• _To do_
How many of the lines contain the string "Páll"? Give the number, with no other words.

• _Dataset entries_
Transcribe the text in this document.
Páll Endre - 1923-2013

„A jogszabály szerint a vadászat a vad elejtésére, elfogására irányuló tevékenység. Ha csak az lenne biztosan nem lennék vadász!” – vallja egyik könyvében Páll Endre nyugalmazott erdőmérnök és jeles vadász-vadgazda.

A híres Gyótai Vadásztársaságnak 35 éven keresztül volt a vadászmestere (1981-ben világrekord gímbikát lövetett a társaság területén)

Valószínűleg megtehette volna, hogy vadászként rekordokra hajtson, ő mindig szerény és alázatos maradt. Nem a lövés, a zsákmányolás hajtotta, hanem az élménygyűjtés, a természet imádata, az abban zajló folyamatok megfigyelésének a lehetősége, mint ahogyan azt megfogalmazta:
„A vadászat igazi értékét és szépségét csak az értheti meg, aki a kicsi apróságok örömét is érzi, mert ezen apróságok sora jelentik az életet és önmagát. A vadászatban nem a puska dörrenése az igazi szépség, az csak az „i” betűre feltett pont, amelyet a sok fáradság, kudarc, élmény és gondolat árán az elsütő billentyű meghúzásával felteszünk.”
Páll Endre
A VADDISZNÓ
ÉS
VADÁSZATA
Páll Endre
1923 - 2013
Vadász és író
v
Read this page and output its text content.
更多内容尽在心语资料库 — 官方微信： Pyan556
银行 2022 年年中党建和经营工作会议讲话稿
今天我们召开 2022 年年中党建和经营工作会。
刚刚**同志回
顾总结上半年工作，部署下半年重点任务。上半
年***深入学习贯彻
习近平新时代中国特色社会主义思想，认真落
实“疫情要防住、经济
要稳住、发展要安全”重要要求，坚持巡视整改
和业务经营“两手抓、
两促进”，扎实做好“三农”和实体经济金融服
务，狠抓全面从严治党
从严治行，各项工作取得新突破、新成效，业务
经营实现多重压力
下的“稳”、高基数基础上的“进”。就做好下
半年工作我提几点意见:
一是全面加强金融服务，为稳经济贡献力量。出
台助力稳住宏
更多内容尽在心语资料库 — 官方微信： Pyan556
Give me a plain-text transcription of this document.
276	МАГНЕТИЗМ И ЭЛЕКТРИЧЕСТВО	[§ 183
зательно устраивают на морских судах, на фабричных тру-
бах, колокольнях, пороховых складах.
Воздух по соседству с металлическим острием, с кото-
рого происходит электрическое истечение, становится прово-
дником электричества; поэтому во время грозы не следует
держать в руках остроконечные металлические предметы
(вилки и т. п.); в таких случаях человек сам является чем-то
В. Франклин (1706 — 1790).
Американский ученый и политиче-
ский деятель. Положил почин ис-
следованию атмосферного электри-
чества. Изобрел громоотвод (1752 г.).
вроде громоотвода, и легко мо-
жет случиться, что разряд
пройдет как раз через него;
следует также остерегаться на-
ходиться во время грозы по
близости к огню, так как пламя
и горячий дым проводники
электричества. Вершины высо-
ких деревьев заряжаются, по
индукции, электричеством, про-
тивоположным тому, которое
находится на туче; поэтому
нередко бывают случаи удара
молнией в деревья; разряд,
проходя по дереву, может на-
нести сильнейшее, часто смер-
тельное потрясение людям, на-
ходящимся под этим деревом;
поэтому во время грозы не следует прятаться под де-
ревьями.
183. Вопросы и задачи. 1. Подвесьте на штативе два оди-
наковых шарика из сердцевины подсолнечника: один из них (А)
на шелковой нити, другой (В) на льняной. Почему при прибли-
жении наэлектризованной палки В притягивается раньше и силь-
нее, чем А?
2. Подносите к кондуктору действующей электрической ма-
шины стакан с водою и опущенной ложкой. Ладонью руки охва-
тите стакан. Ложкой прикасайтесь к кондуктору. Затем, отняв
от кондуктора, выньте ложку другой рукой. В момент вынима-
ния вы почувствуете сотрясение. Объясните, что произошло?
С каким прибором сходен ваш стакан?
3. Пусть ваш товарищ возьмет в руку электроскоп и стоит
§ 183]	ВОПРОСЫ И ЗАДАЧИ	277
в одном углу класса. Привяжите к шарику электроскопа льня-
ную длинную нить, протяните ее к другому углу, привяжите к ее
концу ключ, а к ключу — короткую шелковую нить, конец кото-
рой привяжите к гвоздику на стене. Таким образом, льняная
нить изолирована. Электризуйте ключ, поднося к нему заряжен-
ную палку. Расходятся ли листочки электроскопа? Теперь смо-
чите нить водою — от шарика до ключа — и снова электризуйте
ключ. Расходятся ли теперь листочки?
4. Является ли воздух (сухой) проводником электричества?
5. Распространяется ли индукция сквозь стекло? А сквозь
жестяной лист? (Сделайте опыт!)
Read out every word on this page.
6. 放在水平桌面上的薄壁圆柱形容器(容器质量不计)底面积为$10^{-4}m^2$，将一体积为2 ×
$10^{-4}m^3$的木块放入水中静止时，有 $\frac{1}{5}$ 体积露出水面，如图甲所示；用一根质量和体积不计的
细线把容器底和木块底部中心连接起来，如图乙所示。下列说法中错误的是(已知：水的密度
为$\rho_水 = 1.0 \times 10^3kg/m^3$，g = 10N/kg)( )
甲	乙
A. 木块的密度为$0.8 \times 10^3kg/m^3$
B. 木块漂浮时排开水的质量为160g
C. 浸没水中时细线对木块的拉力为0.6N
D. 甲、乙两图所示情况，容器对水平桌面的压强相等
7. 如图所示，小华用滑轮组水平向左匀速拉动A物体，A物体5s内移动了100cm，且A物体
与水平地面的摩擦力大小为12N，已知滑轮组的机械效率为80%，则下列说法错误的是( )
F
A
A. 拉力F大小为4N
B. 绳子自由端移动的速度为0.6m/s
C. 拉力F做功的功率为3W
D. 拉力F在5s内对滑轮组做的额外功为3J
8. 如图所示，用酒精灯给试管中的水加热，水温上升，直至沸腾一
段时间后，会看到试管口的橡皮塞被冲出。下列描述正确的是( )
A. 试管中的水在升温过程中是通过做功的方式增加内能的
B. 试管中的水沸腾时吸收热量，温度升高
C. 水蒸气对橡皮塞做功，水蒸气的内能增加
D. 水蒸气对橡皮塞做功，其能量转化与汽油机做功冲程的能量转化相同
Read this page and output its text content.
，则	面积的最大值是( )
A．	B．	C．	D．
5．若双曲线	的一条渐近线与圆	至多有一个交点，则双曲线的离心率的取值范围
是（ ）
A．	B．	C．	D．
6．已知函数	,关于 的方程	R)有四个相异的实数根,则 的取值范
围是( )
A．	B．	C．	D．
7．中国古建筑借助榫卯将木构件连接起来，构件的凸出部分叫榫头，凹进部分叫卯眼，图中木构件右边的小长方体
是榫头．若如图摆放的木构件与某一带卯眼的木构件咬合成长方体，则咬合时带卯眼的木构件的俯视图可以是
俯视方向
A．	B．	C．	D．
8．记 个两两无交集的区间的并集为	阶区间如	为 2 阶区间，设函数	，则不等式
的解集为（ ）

• _Response to this task_
4